● **TASK GOAL**
Lines containing "Training" should be pulled from the material below.
****************************************
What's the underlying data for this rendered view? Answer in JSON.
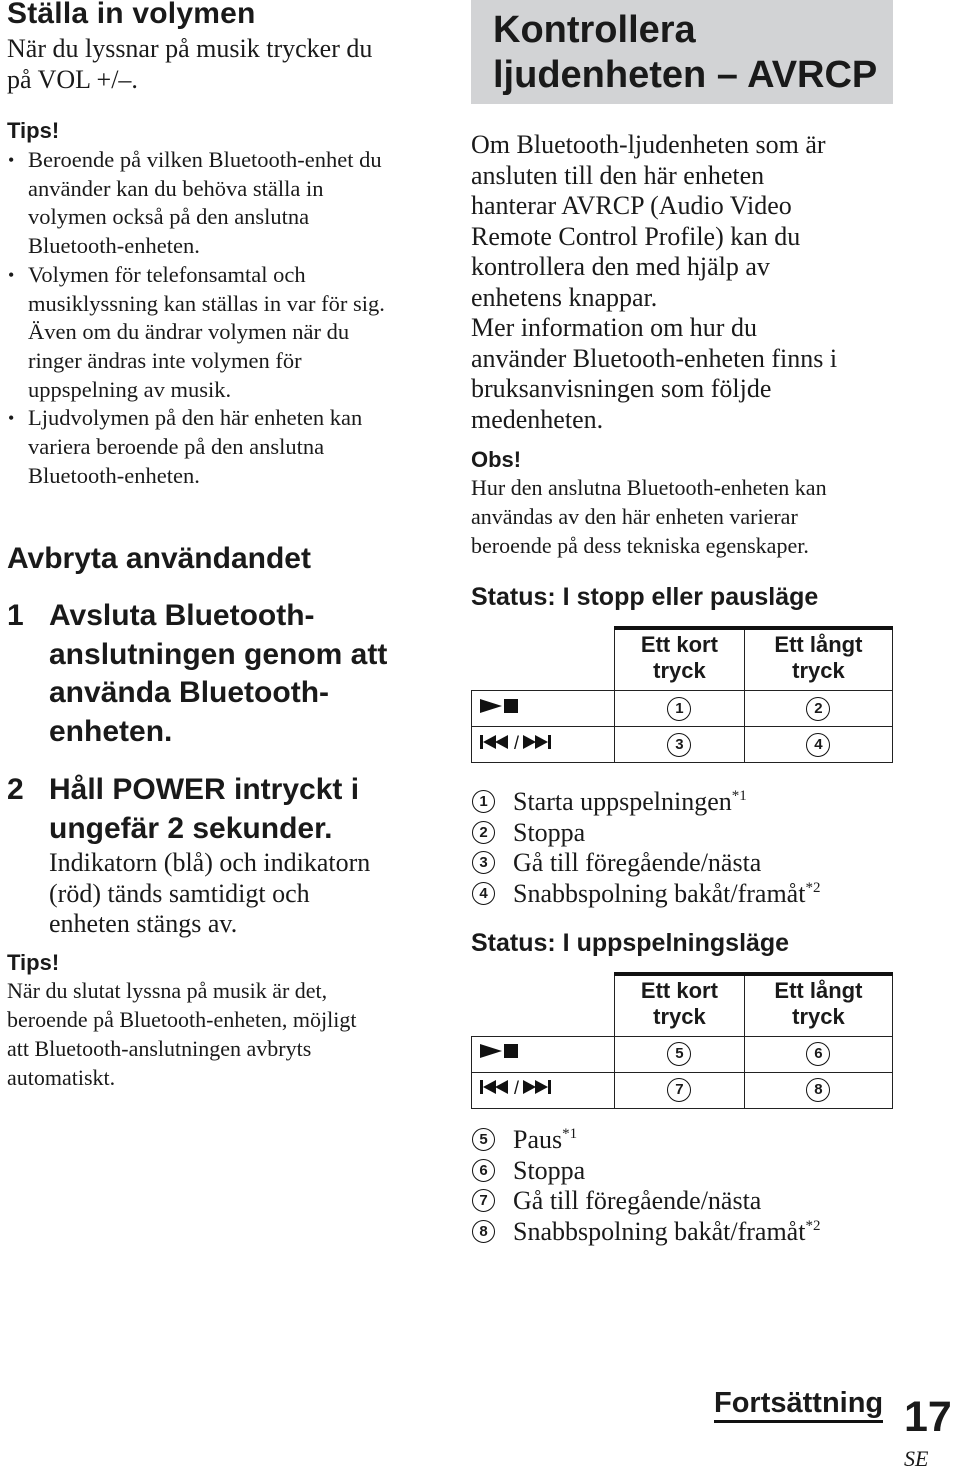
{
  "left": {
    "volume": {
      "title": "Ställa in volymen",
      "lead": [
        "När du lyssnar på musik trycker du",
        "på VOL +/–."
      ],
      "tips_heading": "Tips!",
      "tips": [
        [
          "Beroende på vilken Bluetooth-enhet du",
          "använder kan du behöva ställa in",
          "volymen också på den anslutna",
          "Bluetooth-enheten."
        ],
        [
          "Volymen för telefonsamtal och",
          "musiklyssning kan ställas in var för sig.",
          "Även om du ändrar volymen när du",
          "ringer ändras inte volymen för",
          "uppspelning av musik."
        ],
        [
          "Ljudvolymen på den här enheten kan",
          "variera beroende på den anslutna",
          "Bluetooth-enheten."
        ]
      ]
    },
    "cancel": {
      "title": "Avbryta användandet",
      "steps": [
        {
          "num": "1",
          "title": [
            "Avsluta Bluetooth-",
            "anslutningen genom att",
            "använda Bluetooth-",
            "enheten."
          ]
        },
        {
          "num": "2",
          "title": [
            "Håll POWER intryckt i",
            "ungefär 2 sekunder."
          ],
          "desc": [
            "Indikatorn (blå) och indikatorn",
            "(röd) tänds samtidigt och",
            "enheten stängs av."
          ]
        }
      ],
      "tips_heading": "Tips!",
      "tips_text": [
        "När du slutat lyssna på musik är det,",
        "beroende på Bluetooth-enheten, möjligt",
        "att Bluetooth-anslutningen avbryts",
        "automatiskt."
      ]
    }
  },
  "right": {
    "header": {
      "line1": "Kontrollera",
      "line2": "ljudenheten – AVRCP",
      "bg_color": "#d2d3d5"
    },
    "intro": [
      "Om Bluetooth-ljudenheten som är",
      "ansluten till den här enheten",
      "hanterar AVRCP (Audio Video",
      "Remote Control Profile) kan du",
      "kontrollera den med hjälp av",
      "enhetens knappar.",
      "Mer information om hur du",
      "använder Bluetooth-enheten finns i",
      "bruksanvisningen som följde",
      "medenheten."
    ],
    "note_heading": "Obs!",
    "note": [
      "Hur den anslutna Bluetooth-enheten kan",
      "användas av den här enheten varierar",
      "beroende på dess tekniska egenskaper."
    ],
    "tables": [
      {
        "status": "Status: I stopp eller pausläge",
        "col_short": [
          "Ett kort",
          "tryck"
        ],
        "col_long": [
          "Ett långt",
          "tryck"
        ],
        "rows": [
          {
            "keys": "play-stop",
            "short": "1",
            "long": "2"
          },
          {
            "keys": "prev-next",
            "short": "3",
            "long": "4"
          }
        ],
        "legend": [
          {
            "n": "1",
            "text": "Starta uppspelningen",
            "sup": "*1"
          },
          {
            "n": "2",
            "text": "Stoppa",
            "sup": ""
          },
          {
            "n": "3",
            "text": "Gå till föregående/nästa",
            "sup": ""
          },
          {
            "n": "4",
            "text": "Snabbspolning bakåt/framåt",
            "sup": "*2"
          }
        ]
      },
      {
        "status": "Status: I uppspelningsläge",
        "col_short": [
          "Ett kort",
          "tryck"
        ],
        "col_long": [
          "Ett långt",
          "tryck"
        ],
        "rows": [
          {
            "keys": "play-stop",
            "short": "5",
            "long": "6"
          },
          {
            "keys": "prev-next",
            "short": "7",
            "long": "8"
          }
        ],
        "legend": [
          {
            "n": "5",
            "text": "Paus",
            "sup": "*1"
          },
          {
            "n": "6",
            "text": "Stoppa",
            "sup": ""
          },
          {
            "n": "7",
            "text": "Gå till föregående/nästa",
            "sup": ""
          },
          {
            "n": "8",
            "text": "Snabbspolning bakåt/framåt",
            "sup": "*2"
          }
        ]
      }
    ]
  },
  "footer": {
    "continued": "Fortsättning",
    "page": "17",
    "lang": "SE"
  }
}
****************************************
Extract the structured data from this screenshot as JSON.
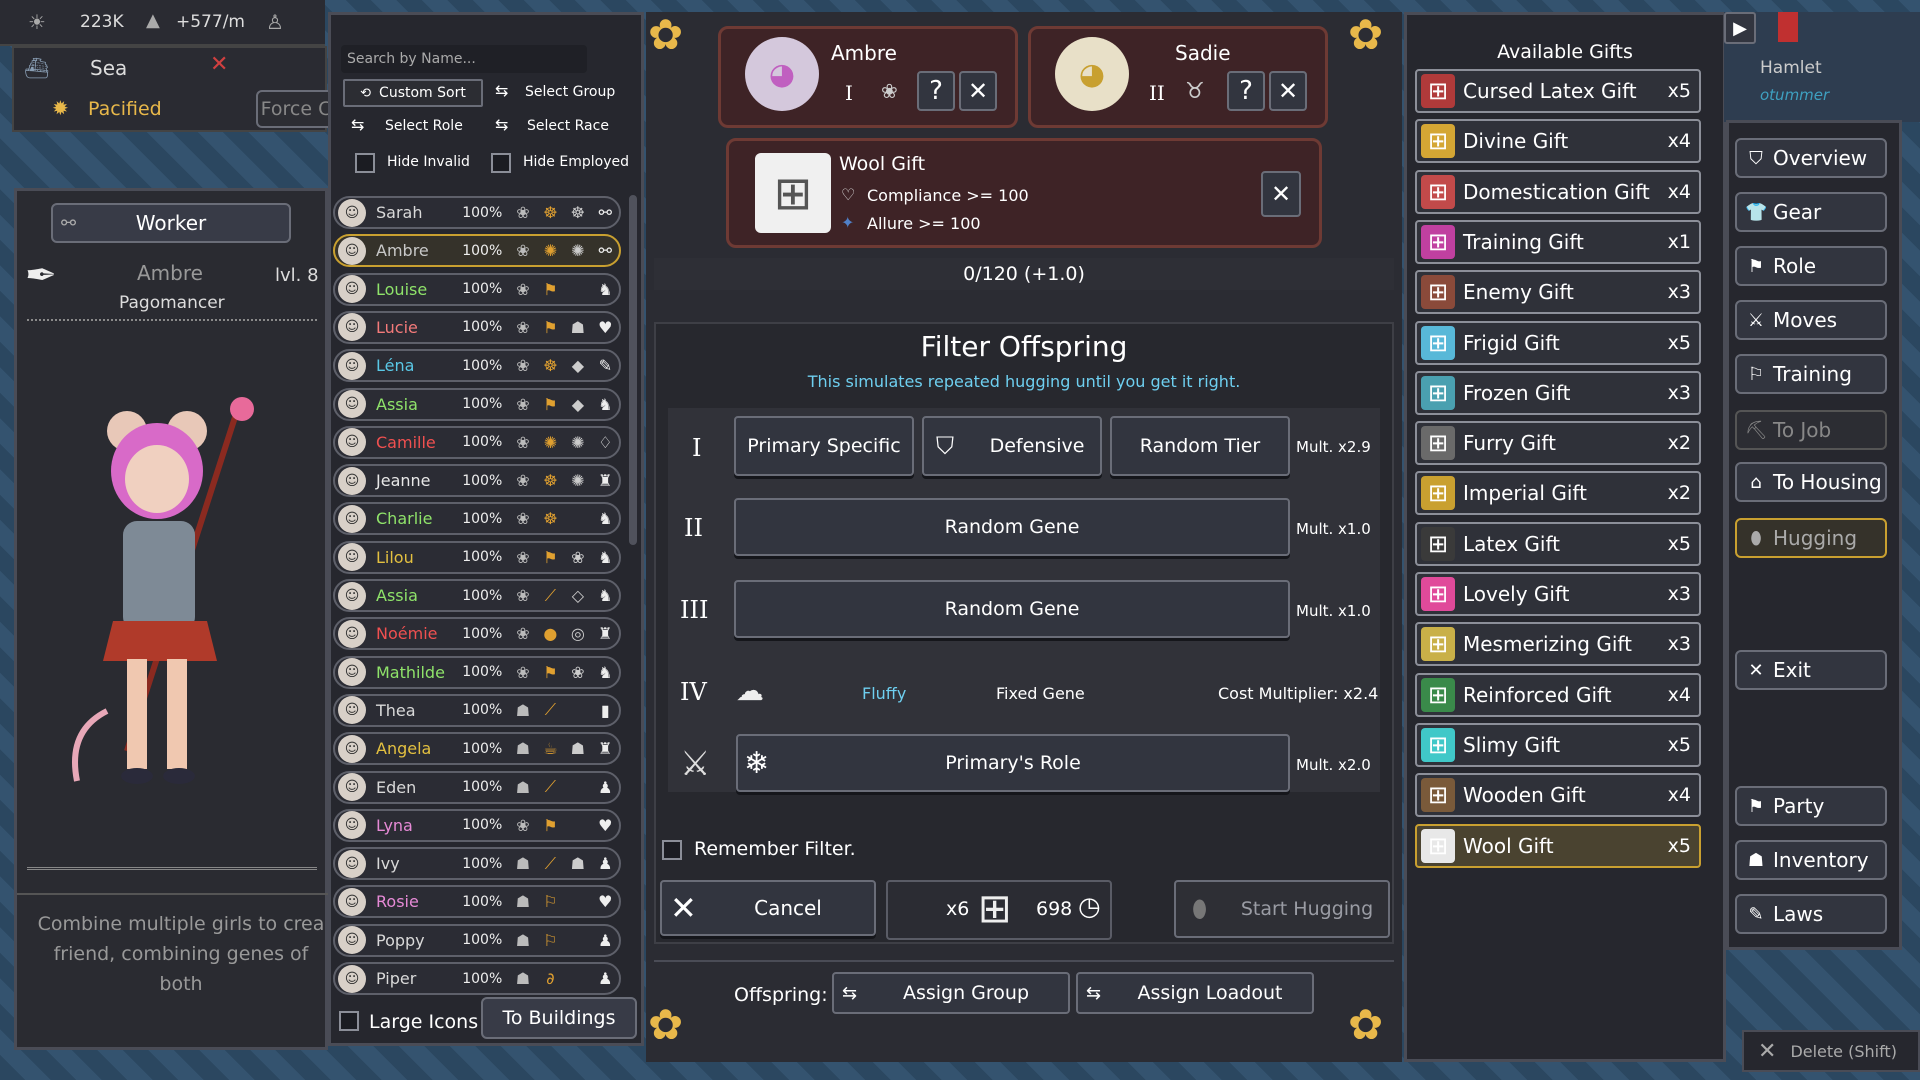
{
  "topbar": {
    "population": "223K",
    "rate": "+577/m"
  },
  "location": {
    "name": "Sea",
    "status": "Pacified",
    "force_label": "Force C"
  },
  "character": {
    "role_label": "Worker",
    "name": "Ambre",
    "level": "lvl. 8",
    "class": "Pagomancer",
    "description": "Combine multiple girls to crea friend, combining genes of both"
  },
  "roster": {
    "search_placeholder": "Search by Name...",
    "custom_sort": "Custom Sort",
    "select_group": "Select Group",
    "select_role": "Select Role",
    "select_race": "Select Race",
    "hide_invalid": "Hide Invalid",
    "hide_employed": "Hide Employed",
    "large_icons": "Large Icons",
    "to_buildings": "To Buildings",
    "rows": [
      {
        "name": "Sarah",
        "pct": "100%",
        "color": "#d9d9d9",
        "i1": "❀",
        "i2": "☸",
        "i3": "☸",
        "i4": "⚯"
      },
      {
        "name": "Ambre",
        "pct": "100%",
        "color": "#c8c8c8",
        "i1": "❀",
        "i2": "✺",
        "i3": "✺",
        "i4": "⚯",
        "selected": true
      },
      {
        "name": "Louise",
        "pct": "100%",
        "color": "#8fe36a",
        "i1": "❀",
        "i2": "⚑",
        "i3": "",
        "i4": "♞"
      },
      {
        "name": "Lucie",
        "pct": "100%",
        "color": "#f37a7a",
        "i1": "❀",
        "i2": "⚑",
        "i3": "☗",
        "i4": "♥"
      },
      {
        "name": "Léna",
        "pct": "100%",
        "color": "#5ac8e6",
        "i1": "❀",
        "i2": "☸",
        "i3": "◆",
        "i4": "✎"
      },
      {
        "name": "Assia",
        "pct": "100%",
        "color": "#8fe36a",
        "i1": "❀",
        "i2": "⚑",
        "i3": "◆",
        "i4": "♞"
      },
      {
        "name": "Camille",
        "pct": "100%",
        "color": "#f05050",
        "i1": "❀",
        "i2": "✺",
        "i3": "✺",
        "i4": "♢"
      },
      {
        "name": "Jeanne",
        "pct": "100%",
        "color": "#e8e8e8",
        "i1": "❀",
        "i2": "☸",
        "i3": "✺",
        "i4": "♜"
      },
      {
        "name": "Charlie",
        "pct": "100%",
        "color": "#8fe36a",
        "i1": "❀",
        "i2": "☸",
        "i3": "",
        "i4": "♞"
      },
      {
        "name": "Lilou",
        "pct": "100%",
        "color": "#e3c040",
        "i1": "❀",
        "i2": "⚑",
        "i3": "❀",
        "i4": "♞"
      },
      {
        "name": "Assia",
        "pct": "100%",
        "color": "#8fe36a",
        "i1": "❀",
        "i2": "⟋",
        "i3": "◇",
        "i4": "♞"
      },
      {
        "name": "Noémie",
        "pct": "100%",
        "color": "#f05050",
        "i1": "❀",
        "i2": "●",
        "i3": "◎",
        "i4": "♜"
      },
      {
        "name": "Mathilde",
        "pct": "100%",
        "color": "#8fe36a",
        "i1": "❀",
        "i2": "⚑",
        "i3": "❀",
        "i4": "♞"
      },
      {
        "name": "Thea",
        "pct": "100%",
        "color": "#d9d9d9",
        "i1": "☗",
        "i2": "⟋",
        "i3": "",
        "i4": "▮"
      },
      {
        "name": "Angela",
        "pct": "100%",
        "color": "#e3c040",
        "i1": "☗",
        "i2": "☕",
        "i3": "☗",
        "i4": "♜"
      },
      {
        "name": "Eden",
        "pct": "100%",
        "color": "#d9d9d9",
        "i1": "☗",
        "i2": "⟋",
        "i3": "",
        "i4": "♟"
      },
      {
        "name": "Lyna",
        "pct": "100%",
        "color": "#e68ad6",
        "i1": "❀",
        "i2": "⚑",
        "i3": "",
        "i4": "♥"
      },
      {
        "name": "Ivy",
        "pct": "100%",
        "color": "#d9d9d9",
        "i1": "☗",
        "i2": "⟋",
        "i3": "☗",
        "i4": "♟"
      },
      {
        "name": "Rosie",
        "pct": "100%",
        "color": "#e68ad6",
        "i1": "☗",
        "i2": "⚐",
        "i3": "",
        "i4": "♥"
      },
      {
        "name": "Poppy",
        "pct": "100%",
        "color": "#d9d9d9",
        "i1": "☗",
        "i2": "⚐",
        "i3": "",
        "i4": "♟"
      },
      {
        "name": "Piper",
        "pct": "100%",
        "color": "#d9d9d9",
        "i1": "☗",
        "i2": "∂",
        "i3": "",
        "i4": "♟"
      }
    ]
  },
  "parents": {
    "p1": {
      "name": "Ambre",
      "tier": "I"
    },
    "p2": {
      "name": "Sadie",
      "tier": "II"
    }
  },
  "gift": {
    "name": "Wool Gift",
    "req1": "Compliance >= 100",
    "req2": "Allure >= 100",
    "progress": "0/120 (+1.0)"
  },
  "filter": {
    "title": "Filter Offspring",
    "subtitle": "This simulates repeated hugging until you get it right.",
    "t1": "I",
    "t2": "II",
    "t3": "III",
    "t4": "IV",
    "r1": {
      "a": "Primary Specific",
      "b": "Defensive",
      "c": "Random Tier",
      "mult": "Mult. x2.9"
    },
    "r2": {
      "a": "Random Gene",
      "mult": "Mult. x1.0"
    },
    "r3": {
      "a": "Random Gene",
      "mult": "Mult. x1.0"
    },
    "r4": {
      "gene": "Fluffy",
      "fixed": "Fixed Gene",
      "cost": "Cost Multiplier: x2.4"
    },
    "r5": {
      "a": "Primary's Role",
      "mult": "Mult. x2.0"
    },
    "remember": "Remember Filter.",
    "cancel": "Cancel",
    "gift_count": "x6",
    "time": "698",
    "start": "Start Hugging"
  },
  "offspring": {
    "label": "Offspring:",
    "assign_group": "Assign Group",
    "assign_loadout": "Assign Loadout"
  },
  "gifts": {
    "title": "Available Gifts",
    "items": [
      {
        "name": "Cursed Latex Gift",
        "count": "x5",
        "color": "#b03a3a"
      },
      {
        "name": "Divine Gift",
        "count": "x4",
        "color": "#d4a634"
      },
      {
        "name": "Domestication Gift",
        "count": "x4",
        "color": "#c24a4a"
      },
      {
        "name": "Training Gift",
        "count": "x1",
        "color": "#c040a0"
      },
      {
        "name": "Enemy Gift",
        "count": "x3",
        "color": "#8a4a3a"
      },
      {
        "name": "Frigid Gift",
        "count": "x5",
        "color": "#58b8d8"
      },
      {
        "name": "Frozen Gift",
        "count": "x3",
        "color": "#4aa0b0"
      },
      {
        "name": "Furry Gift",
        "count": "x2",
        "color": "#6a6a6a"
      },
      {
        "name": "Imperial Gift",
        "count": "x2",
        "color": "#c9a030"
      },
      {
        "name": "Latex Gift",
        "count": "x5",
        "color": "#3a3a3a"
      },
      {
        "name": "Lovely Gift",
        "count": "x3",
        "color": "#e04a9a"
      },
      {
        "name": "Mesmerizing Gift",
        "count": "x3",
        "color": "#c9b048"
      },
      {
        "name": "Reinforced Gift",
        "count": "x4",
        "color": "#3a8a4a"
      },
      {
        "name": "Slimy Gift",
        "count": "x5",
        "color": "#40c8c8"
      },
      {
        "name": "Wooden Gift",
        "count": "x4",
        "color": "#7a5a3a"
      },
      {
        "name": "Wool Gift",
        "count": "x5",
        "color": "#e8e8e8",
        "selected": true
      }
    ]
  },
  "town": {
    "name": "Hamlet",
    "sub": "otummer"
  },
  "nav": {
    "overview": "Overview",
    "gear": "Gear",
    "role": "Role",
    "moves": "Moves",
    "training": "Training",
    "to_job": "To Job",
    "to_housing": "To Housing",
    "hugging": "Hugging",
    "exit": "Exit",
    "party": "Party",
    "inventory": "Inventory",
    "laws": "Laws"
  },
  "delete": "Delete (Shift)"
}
****************************************
● **SOLUTION**
        "name": "Training Gift",
    "training": "Training",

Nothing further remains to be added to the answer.